Data listing
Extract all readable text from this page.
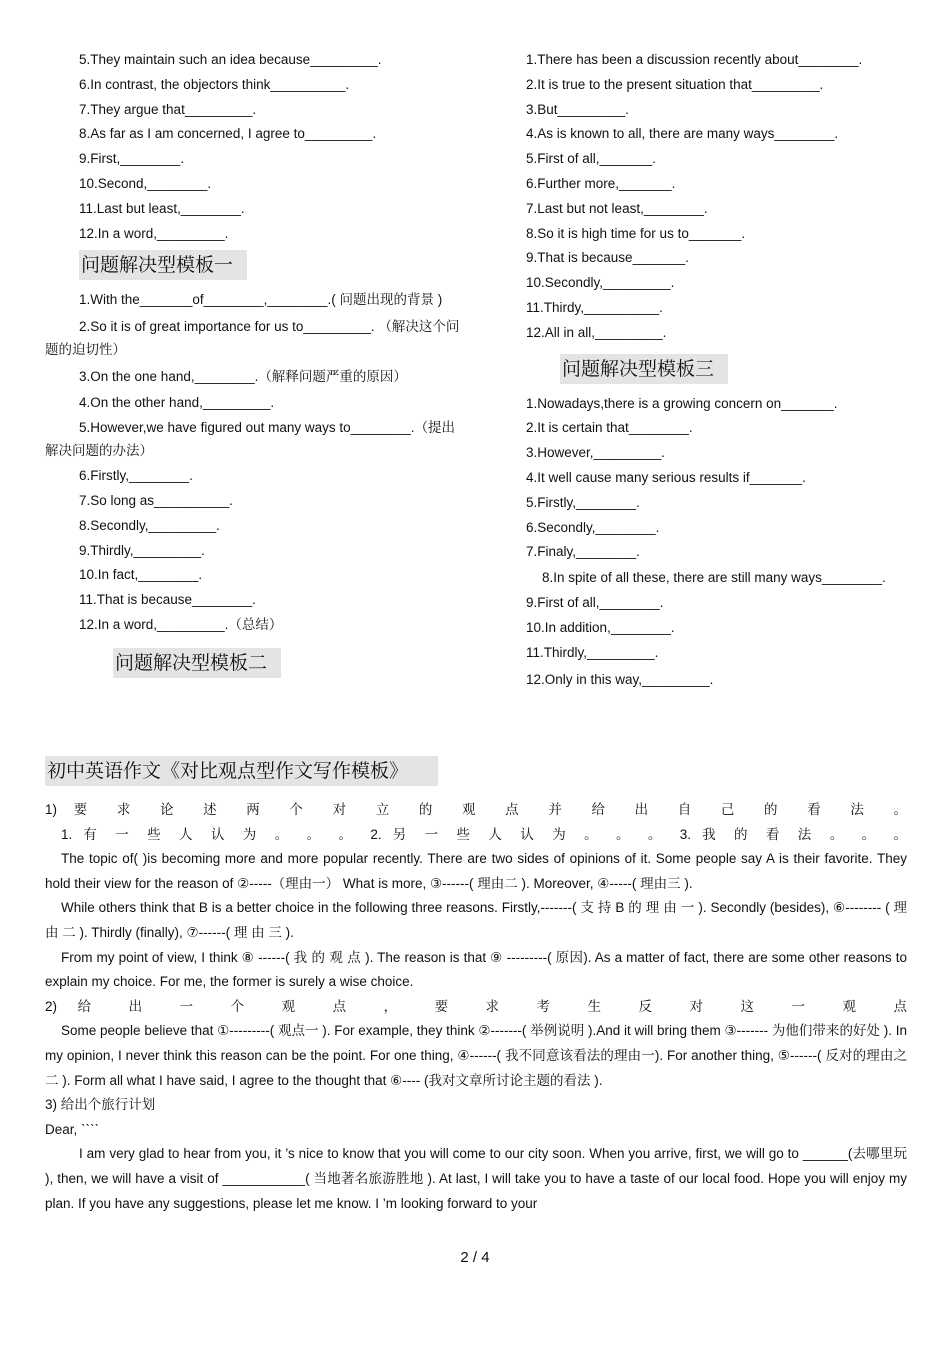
5.They maintain such an idea because_________.
6.In contrast, the objectors think__________.
7.They argue that_________.
8.As far as I am concerned, I agree to_________.
9.First,________.
10.Second,________.
11.Last but least,________.
12.In a word,_________.
问题解决型模板一
1.With the_______of________,________.( 问题出现的背景 )
2.So it is of great importance for us to_________. （解决这个问题的迫切性）
3.On the one hand,________.（解释问题严重的原因）
4.On the other hand,_________.
5.However,we have figured out many ways to________.（提出解决问题的办法）
6.Firstly,________.
7.So long as__________.
8.Secondly,_________.
9.Thirdly,_________.
10.In fact,________.
11.That is because________.
12.In a word,_________.（总结）
问题解决型模板二
1.There has been a discussion recently about________.
2.It is true to the present situation that_________.
3.But_________.
4.As is known to all, there are many ways________.
5.First of all,_______.
6.Further more,_______.
7.Last but not least,________.
8.So it is high time for us to_______.
9.That is because_______.
10.Secondly,_________.
11.Thirdy,__________.
12.All in all,_________.
问题解决型模板三
1.Nowadays,there is a growing concern on_______.
2.It is certain that________.
3.However,_________.
4.It well cause many serious results if_______.
5.Firstly,________.
6.Secondly,________.
7.Finaly,________.
8.In spite of all these, there are still many ways________.
9.First of all,________.
10.In addition,________.
11.Thirdly,_________.
12.Only in this way,_________.
初中英语作文《对比观点型作文写作模板》

1) 要 求 论 述 两 个 对 立 的 观 点 并 给 出 自 己 的 看 法 。

1. 有 一 些 人 认 为 。 。 。 2. 另 一 些 人 认 为 。 。 。 3. 我 的 看 法 。 。 。

The topic of( )is becoming more and more popular recently. There are two sides of opinions of it. Some people say A is their favorite. They hold their view for the reason of ②-----（理由一） What is more, ③------( 理由二 ). Moreover, ④-----( 理由三 ).

While others think that B is a better choice in the following three reasons. Firstly,-------( 支 持 B 的 理 由 一 ). Secondly (besides), ⑥-------- ( 理 由 二 ). Thirdly (finally), ⑦------( 理 由 三 ).

From my point of view, I think ⑧ ------( 我 的 观 点 ). The reason is that ⑨ ---------( 原因). As a matter of fact, there are some other reasons to explain my choice. For me, the former is surely a wise choice.

2) 给 出 一 个 观 点 ， 要 求 考 生 反 对 这 一 观 点

Some people believe that ①---------( 观点一 ). For example, they think ②-------( 举例说明 ).And it will bring them ③------- 为他们带来的好处 ). In my opinion, I never think this reason can be the point. For one thing, ④------( 我不同意该看法的理由一). For another thing, ⑤------( 反对的理由之二 ). Form all what I have said, I agree to the thought that ⑥---- (我对文章所讨论主题的看法 ).

3) 给出个旅行计划

Dear, ˋˋˋˋ

I am very glad to hear from you, it ’s nice to know that you will come to our city soon. When you arrive, first, we will go to ______(去哪里玩 ), then, we will have a visit of ___________( 当地著名旅游胜地 ). At last, I will take you to have a taste of our local food. Hope you will enjoy my plan. If you have any suggestions, please let me know. I ’m looking forward to your

2 / 4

▸ TASK TO CARRY OUT:
How many of these lines contain "hand"? Write only the number.

▸ OUTPUT FOR THIS TASK:
2